Description of the task
What is needed here is an exact copy of every entry.

Supplied records
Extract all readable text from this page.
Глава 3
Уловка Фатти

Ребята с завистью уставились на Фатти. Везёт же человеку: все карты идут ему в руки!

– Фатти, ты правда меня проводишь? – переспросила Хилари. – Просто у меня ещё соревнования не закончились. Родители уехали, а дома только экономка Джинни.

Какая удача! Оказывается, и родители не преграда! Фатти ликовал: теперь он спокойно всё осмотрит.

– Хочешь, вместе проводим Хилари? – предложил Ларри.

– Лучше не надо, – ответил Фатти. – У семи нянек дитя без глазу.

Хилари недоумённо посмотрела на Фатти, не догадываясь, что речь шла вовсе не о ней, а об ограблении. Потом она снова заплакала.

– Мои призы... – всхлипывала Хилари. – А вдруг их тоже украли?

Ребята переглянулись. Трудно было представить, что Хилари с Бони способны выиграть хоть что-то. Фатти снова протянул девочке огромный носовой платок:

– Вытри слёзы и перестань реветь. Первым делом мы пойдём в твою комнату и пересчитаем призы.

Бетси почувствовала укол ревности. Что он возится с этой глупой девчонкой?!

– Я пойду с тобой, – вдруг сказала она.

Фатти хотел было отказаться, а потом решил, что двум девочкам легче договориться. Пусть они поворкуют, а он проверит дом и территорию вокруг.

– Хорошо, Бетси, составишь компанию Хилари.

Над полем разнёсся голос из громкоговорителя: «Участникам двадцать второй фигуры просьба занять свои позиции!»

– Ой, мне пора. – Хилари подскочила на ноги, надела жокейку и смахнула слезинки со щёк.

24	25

Finished answer
Extract all readable text from this page.
Глава 3
Уловка Фатти

Ребята с завистью уставились на Фатти. Везёт же человеку: все карты идут ему в руки!

– Фатти, ты правда меня проводишь? – переспросила Хилари. – Просто у меня ещё соревнования не закончились. Родители уехали, а дома только экономка Джинни.

Какая удача! Оказывается, и родители не преграда! Фатти ликовал: теперь он спокойно всё осмотрит.

– Хочешь, вместе проводим Хилари? – предложил Ларри.

– Лучше не надо, – ответил Фатти. – У семи нянек дитя без глазу.

Хилари недоумённо посмотрела на Фатти, не догадываясь, что речь шла вовсе не о ней, а об ограблении. Потом она снова заплакала.

– Мои призы... – всхлипывала Хилари. – А вдруг их тоже украли?

Ребята переглянулись. Трудно было представить, что Хилари с Бони способны выиграть хоть что-то. Фатти снова протянул девочке огромный носовой платок:

– Вытри слёзы и перестань реветь. Первым делом мы пойдём в твою комнату и пересчитаем призы.

Бетси почувствовала укол ревности. Что он возится с этой глупой девчонкой?!

– Я пойду с тобой, – вдруг сказала она.

Фатти хотел было отказаться, а потом решил, что двум девочкам легче договориться. Пусть они поворкуют, а он проверит дом и территорию вокруг.

– Хорошо, Бетси, составишь компанию Хилари.

Над полем разнёсся голос из громкоговорителя: «Участникам двадцать второй фигуры просьба занять свои позиции!»

– Ой, мне пора. – Хилари подскочила на ноги, надела жокейку и смахнула слезинки со щёк.

24	25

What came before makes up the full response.